----- Data shown -----
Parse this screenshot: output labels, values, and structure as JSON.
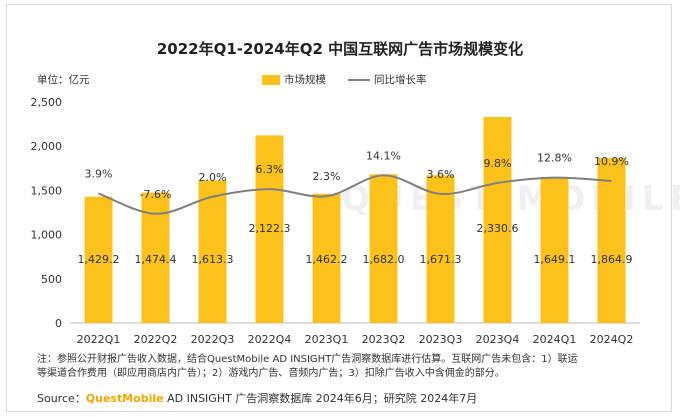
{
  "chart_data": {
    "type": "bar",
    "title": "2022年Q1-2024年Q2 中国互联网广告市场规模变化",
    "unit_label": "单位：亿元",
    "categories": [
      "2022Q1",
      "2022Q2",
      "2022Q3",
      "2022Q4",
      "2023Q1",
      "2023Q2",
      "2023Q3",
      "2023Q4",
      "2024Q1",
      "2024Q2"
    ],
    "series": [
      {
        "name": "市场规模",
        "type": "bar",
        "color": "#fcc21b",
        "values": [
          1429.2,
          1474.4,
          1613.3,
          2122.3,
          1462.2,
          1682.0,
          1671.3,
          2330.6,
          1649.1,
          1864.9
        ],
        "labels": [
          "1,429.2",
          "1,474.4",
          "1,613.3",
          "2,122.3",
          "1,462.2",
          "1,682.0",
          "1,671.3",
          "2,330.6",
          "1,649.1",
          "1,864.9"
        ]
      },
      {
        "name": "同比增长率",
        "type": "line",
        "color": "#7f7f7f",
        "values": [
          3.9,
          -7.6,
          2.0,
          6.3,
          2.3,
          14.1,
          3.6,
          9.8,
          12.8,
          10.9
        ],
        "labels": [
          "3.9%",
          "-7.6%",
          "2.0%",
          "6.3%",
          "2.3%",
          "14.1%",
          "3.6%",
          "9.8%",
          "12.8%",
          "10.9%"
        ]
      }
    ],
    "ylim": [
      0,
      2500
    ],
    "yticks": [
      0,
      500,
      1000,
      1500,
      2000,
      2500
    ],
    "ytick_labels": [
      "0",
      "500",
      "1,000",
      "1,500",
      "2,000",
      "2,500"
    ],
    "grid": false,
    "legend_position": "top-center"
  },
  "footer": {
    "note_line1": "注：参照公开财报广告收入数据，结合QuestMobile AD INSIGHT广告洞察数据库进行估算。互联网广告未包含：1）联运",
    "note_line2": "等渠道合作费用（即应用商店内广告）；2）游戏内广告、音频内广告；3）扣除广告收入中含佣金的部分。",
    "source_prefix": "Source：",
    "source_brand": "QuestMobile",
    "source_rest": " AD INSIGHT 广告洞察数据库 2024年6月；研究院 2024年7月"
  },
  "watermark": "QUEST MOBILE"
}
-----
▶ _Goal_:
Repeat all the data as it stands, dropping any images it holds.

▶ _Result for this task_:
Parse this screenshot: output labels, values, and structure as JSON.
{
  "chart_data": {
    "type": "bar",
    "title": "2022年Q1-2024年Q2 中国互联网广告市场规模变化",
    "unit_label": "单位：亿元",
    "categories": [
      "2022Q1",
      "2022Q2",
      "2022Q3",
      "2022Q4",
      "2023Q1",
      "2023Q2",
      "2023Q3",
      "2023Q4",
      "2024Q1",
      "2024Q2"
    ],
    "series": [
      {
        "name": "市场规模",
        "type": "bar",
        "color": "#fcc21b",
        "values": [
          1429.2,
          1474.4,
          1613.3,
          2122.3,
          1462.2,
          1682.0,
          1671.3,
          2330.6,
          1649.1,
          1864.9
        ],
        "labels": [
          "1,429.2",
          "1,474.4",
          "1,613.3",
          "2,122.3",
          "1,462.2",
          "1,682.0",
          "1,671.3",
          "2,330.6",
          "1,649.1",
          "1,864.9"
        ]
      },
      {
        "name": "同比增长率",
        "type": "line",
        "color": "#7f7f7f",
        "values": [
          3.9,
          -7.6,
          2.0,
          6.3,
          2.3,
          14.1,
          3.6,
          9.8,
          12.8,
          10.9
        ],
        "labels": [
          "3.9%",
          "-7.6%",
          "2.0%",
          "6.3%",
          "2.3%",
          "14.1%",
          "3.6%",
          "9.8%",
          "12.8%",
          "10.9%"
        ]
      }
    ],
    "ylim": [
      0,
      2500
    ],
    "yticks": [
      0,
      500,
      1000,
      1500,
      2000,
      2500
    ],
    "ytick_labels": [
      "0",
      "500",
      "1,000",
      "1,500",
      "2,000",
      "2,500"
    ],
    "grid": false,
    "legend_position": "top-center"
  },
  "footer": {
    "note_line1": "注：参照公开财报广告收入数据，结合QuestMobile AD INSIGHT广告洞察数据库进行估算。互联网广告未包含：1）联运",
    "note_line2": "等渠道合作费用（即应用商店内广告）；2）游戏内广告、音频内广告；3）扣除广告收入中含佣金的部分。",
    "source_prefix": "Source：",
    "source_brand": "QuestMobile",
    "source_rest": " AD INSIGHT 广告洞察数据库 2024年6月；研究院 2024年7月"
  },
  "watermark": "QUEST MOBILE"
}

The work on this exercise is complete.